◆ **WHAT TO WORK ON**:
Rewrite the part of the items that opens with the line containing "tab-console[interactable]: 控制台 [94, 420, 157, 454]" and closes with the line containing "pause-icon[interactable] [2, 534, 6, 550]", replacing "tree-item-label" with "tree-node-label" and leaving everything else unchanged. Output only those lines.

◆ **EXCERPTED DATA**:
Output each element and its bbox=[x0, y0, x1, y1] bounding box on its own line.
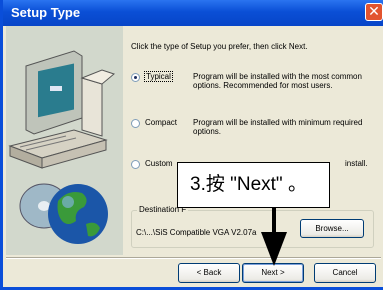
arrow-pointer-icon bbox=[261, 208, 287, 266]
setup-window: Setup Type ✕ Click the type of Setup you… bbox=[0, 0, 383, 290]
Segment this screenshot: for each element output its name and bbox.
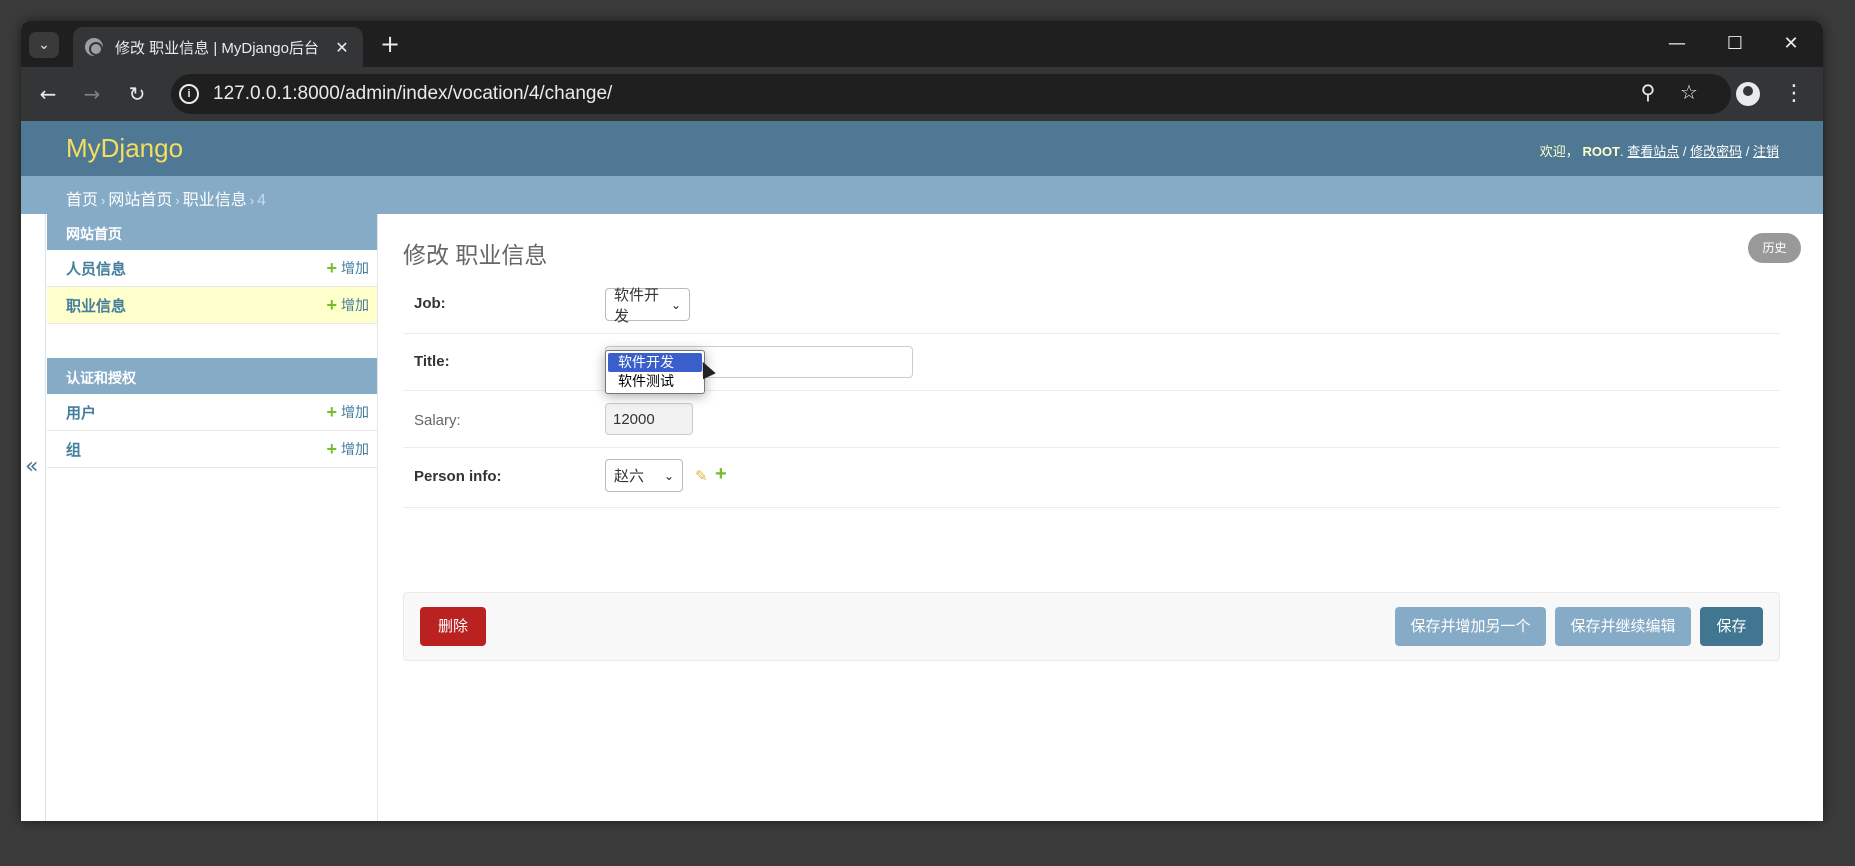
- module-caption[interactable]: 认证和授权: [47, 358, 377, 394]
- nav-sidebar: 网站首页 人员信息 + 增加 职业信息 + 增加 认证和授权 用户 + 增加 组 + 增…: [47, 214, 378, 821]
- maximize-icon[interactable]: ☐: [1715, 29, 1755, 59]
- job-select-value: 软件开发: [614, 286, 660, 325]
- tab-search-icon[interactable]: ⌄: [29, 32, 59, 58]
- new-tab-icon[interactable]: +: [375, 31, 405, 57]
- sidebar-item-users[interactable]: 用户 + 增加: [47, 394, 377, 431]
- window-close-icon[interactable]: ✕: [1771, 29, 1811, 59]
- main-content: 修改 职业信息 历史 Job: 软件开发 ⌄ Title: 项目经理 Salar…: [403, 214, 1801, 821]
- logout-link[interactable]: 注销: [1753, 144, 1779, 159]
- username: ROOT: [1582, 144, 1620, 159]
- add-label: 增加: [341, 260, 369, 276]
- job-label: Job:: [414, 295, 446, 312]
- dropdown-option[interactable]: 软件开发: [608, 353, 702, 372]
- sidebar-item-label[interactable]: 人员信息: [66, 258, 126, 279]
- job-dropdown-list: 软件开发 软件测试: [605, 350, 705, 394]
- plus-icon: +: [326, 258, 337, 278]
- title-label: Title:: [414, 353, 450, 370]
- tab-strip: ⌄ 修改 职业信息 | MyDjango后台 ✕ + — ☐ ✕: [21, 21, 1823, 67]
- menu-icon[interactable]: ⋮: [1783, 79, 1805, 109]
- sidebar-item-groups[interactable]: 组 + 增加: [47, 431, 377, 468]
- form-row-salary: Salary: 12000: [403, 391, 1780, 448]
- minimize-icon[interactable]: —: [1657, 29, 1697, 59]
- sidebar-item-vocation[interactable]: 职业信息 + 增加: [47, 287, 377, 324]
- forward-icon[interactable]: →: [77, 79, 107, 109]
- salary-input[interactable]: 12000: [605, 403, 693, 435]
- add-link[interactable]: + 增加: [326, 258, 369, 278]
- sidebar-item-label[interactable]: 用户: [66, 402, 96, 423]
- view-site-link[interactable]: 查看站点: [1627, 144, 1679, 159]
- plus-icon: +: [326, 402, 337, 422]
- browser-toolbar: ← → ↻ i 127.0.0.1:8000/admin/index/vocat…: [21, 67, 1823, 121]
- form-row-job: Job: 软件开发 ⌄: [403, 277, 1780, 334]
- add-link[interactable]: + 增加: [326, 402, 369, 422]
- site-brand[interactable]: MyDjango: [66, 133, 183, 164]
- bookmark-star-icon[interactable]: ☆: [1674, 77, 1704, 107]
- save-button[interactable]: 保存: [1700, 607, 1763, 646]
- back-icon[interactable]: ←: [33, 79, 63, 109]
- add-link[interactable]: + 增加: [326, 439, 369, 459]
- person-info-label: Person info:: [414, 468, 502, 485]
- user-tools: 欢迎， ROOT. 查看站点 / 修改密码 / 注销: [1539, 144, 1779, 159]
- history-button[interactable]: 历史: [1748, 233, 1801, 263]
- browser-tab[interactable]: 修改 职业信息 | MyDjango后台 ✕: [73, 27, 363, 67]
- breadcrumb-current: 4: [257, 192, 266, 209]
- profile-icon[interactable]: [1736, 82, 1760, 106]
- save-and-add-button[interactable]: 保存并增加另一个: [1395, 607, 1546, 646]
- browser-window: ⌄ 修改 职业信息 | MyDjango后台 ✕ + — ☐ ✕ ← → ↻ i…: [21, 21, 1823, 821]
- breadcrumb-app[interactable]: 网站首页: [108, 192, 172, 209]
- add-label: 增加: [341, 404, 369, 420]
- plus-icon: +: [326, 295, 337, 315]
- module-auth: 认证和授权 用户 + 增加 组 + 增加: [47, 358, 377, 468]
- globe-icon: [85, 38, 103, 56]
- module-index: 网站首页 人员信息 + 增加 职业信息 + 增加: [47, 214, 377, 324]
- url-text: 127.0.0.1:8000/admin/index/vocation/4/ch…: [213, 83, 613, 104]
- welcome-text: 欢迎，: [1539, 144, 1579, 159]
- add-link[interactable]: + 增加: [326, 295, 369, 315]
- site-info-icon[interactable]: i: [179, 84, 199, 104]
- close-icon[interactable]: ✕: [333, 38, 351, 57]
- sidebar-item-person[interactable]: 人员信息 + 增加: [47, 250, 377, 287]
- zoom-icon[interactable]: ⚲: [1633, 77, 1663, 107]
- sidebar-collapse-toggle[interactable]: «: [21, 214, 46, 821]
- submit-row: 删除 保存并增加另一个 保存并继续编辑 保存: [403, 592, 1780, 661]
- breadcrumb: 首页 › 网站首页 › 职业信息 › 4: [21, 176, 1823, 214]
- double-chevron-left-icon: «: [25, 454, 39, 479]
- plus-icon: +: [326, 439, 337, 459]
- add-label: 增加: [341, 441, 369, 457]
- chevron-down-icon: ⌄: [670, 297, 681, 312]
- pencil-icon[interactable]: ✎: [695, 467, 708, 485]
- salary-label: Salary:: [414, 412, 461, 429]
- page-title: 修改 职业信息: [403, 242, 548, 268]
- plus-icon[interactable]: +: [715, 463, 727, 486]
- address-bar[interactable]: i 127.0.0.1:8000/admin/index/vocation/4/…: [171, 74, 1731, 114]
- reload-icon[interactable]: ↻: [122, 79, 152, 109]
- breadcrumb-model[interactable]: 职业信息: [183, 192, 247, 209]
- module-caption[interactable]: 网站首页: [47, 214, 377, 250]
- chevron-down-icon: ⌄: [663, 468, 674, 483]
- sidebar-item-label[interactable]: 职业信息: [66, 295, 126, 316]
- breadcrumb-home[interactable]: 首页: [66, 192, 98, 209]
- sidebar-item-label[interactable]: 组: [66, 439, 81, 460]
- delete-button[interactable]: 删除: [420, 607, 486, 646]
- job-select[interactable]: 软件开发 ⌄: [605, 287, 690, 325]
- admin-header: MyDjango 欢迎， ROOT. 查看站点 / 修改密码 / 注销: [21, 121, 1823, 176]
- add-label: 增加: [341, 297, 369, 313]
- save-and-continue-button[interactable]: 保存并继续编辑: [1555, 607, 1691, 646]
- tab-title: 修改 职业信息 | MyDjango后台: [115, 39, 319, 57]
- person-info-select[interactable]: 赵六 ⌄: [605, 459, 683, 492]
- person-info-select-value: 赵六: [614, 468, 645, 485]
- change-password-link[interactable]: 修改密码: [1690, 144, 1742, 159]
- dropdown-option[interactable]: 软件测试: [608, 372, 702, 391]
- form-row-person-info: Person info: 赵六 ⌄ ✎ +: [403, 448, 1780, 508]
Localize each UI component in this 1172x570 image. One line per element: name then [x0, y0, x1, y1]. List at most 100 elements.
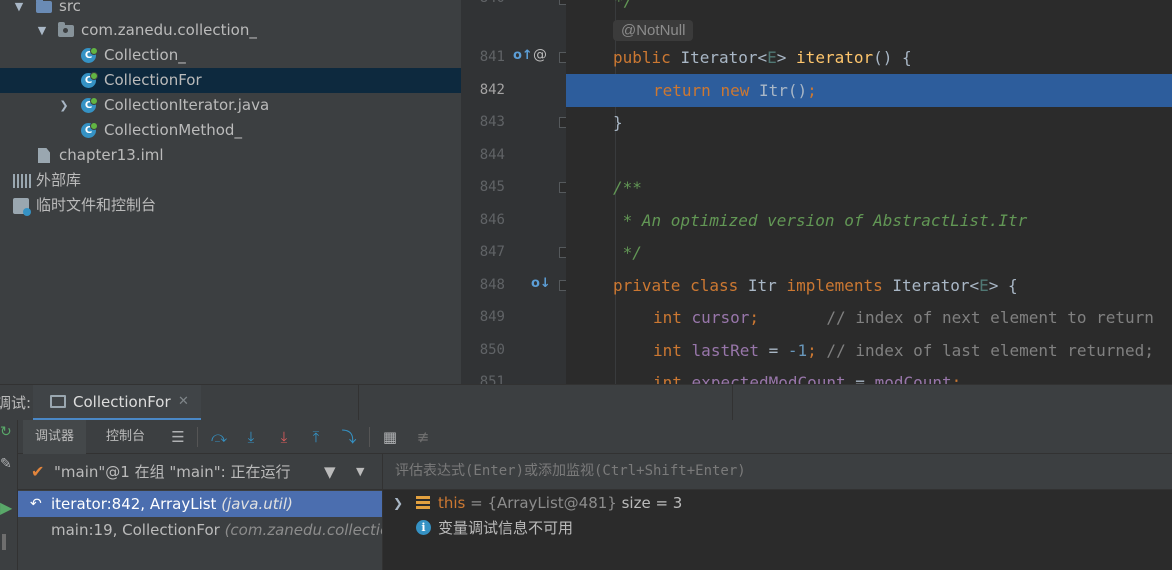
tab-console[interactable]: 控制台 [94, 420, 157, 454]
code-token: implements [786, 276, 883, 295]
console-tab-icon [50, 395, 66, 408]
run-to-cursor-icon[interactable]: ⤵ [339, 427, 359, 447]
divider [732, 385, 733, 421]
tree-item-label: 外部库 [36, 171, 82, 189]
tree-item-label: CollectionFor [104, 71, 202, 89]
tab-collectionfor[interactable]: CollectionFor ✕ [33, 385, 201, 421]
pause-icon[interactable] [2, 534, 6, 550]
step-into-icon[interactable]: ⤓ [241, 427, 261, 447]
code-token: class [690, 276, 739, 295]
frames-panel: ✔ "main"@1 在组 "main": 正在运行 ▼ ▼ ↶ iterato… [18, 454, 383, 570]
frame-label: iterator:842, ArrayList (java.util) [51, 491, 293, 517]
filter-icon[interactable]: ▼ [324, 454, 336, 490]
tree-item-collection[interactable]: C Collection_ [0, 43, 461, 68]
code-token: -1 [787, 341, 808, 360]
evaluate-expression-input[interactable] [393, 462, 1157, 480]
module-file-icon [38, 148, 54, 164]
chevron-down-icon[interactable]: ▼ [13, 0, 25, 19]
variables-panel: ❯ this = {ArrayList@481} size = 3 i 变量调试… [383, 454, 1172, 570]
resume-icon[interactable]: ▶ [0, 498, 12, 517]
frame-method: main:19, CollectionFor [51, 521, 225, 539]
toolbar-separator [369, 427, 370, 447]
variable-size: size = 3 [621, 494, 683, 512]
code-token: // index of next element to return [826, 308, 1154, 327]
close-icon[interactable]: ✕ [178, 385, 189, 419]
line-number: 845 [479, 179, 505, 195]
code-token: cursor [691, 308, 750, 327]
line-number: 842 [479, 82, 505, 98]
annotation-gutter-icon[interactable]: @ [533, 47, 547, 63]
code-token: private [613, 276, 681, 295]
tab-debugger[interactable]: 调试器 [23, 420, 87, 454]
trace-current-stream-icon[interactable]: ≢ [413, 427, 433, 447]
variable-row-this[interactable]: ❯ this = {ArrayList@481} size = 3 [383, 490, 1172, 516]
overrides-method-icon[interactable]: o↑ [513, 48, 533, 63]
return-arrow-icon: ↶ [30, 496, 42, 512]
chevron-right-icon[interactable]: ❯ [58, 93, 70, 118]
watch-expression-field[interactable] [383, 454, 1172, 490]
code-token: int [653, 373, 682, 384]
settings-icon[interactable]: ✎ [0, 456, 12, 472]
tree-item-label: 临时文件和控制台 [36, 196, 157, 214]
step-out-icon[interactable]: ⤒ [306, 427, 326, 447]
code-token: Itr [747, 276, 777, 295]
debug-toolbar: 调试器 控制台 ☰ ⤼ ⤓ ⤓ ⤒ ⤵ ▦ ≢ [18, 420, 1172, 454]
library-icon [13, 173, 31, 189]
tree-item-package[interactable]: ▼ com.zanedu.collection_ [0, 18, 461, 43]
code-token: int [653, 341, 682, 360]
chevron-right-icon[interactable]: ❯ [393, 490, 403, 516]
class-icon: C [81, 47, 98, 64]
tree-item-external-libraries[interactable]: 外部库 [0, 168, 461, 193]
debug-window-title: 调试: [0, 394, 32, 412]
stack-frame[interactable]: ↶ iterator:842, ArrayList (java.util) [18, 491, 382, 517]
code-token: modCount [874, 373, 952, 384]
line-number: 850 [479, 342, 505, 358]
line-number: 843 [479, 114, 505, 130]
code-editor[interactable]: */ @NotNull public Iterator<E> iterator(… [566, 0, 1172, 384]
tree-item-label: CollectionMethod_ [104, 121, 242, 139]
layout-menu-icon[interactable]: ☰ [168, 427, 188, 447]
tree-item-label: com.zanedu.collection_ [81, 21, 257, 39]
project-tool-window: ▼ src ▼ com.zanedu.collection_ C Collect… [0, 0, 461, 384]
code-line-841: public Iterator<E> iterator() { [566, 41, 1172, 74]
code-token: return [653, 81, 711, 100]
force-step-into-icon[interactable]: ⤓ [274, 427, 294, 447]
divider [358, 385, 359, 421]
chevron-down-icon[interactable]: ▼ [356, 454, 364, 490]
code-token: new [720, 81, 750, 100]
thread-selector[interactable]: ✔ "main"@1 在组 "main": 正在运行 ▼ ▼ [18, 454, 382, 490]
code-token: = [758, 341, 788, 360]
code-token: () { [873, 48, 912, 67]
code-token: ; [749, 308, 759, 327]
code-line-851: int expectedModCount = modCount; [566, 366, 1172, 384]
evaluate-expression-icon[interactable]: ▦ [380, 427, 400, 447]
line-number: 840 [461, 0, 505, 8]
info-icon: i [416, 520, 431, 535]
chevron-down-icon[interactable]: ▼ [36, 18, 48, 43]
tree-item-collectioniterator[interactable]: ❯ C CollectionIterator.java [0, 93, 461, 118]
tree-item-src[interactable]: ▼ src [0, 0, 461, 19]
tree-item-collectionmethod[interactable]: C CollectionMethod_ [0, 118, 461, 143]
tree-item-scratches[interactable]: 临时文件和控制台 [0, 193, 461, 218]
code-token: } [613, 113, 623, 132]
code-line-850: int lastRet = -1; // index of last eleme… [566, 334, 1172, 367]
inferred-annotation-hint: @NotNull [613, 20, 694, 41]
stack-frame[interactable]: main:19, CollectionFor (com.zanedu.colle… [18, 517, 382, 543]
code-token: ; [951, 373, 962, 384]
code-token: /** [613, 178, 642, 197]
editor-gutter[interactable]: 840 841 842 843 844 845 846 847 848 849 … [461, 0, 568, 390]
implements-interface-icon[interactable]: o↓ [531, 276, 551, 291]
tree-item-label: Collection_ [104, 46, 186, 64]
code-token: > [776, 48, 797, 67]
thread-running-icon: ✔ [31, 462, 45, 481]
tree-item-iml[interactable]: chapter13.iml [0, 143, 461, 168]
tree-item-collectionfor[interactable]: C CollectionFor [0, 68, 461, 93]
step-over-icon[interactable]: ⤼ [209, 427, 229, 447]
code-line-845: /** [566, 171, 1172, 204]
code-token: public [613, 48, 671, 67]
code-token: // index of last element returned; [816, 341, 1154, 360]
class-icon: C [81, 122, 98, 139]
code-line-846: * An optimized version of AbstractList.I… [566, 204, 1172, 237]
thread-label: "main"@1 在组 "main": 正在运行 [54, 463, 291, 481]
rerun-icon[interactable]: ↻ [0, 424, 12, 440]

◆ **RESULT FOR THIS TASK**:
tab-console[interactable]: 控制台 [94, 420, 157, 454]
code-token: implements [786, 276, 883, 295]
console-tab-icon [50, 395, 66, 408]
run-to-cursor-icon[interactable]: ⤵ [339, 427, 359, 447]
divider [732, 385, 733, 421]
tree-node-label: 外部库 [36, 171, 82, 189]
tree-node-label: CollectionFor [104, 71, 202, 89]
tab-collectionfor[interactable]: CollectionFor ✕ [33, 385, 201, 421]
pause-icon[interactable] [2, 534, 6, 550]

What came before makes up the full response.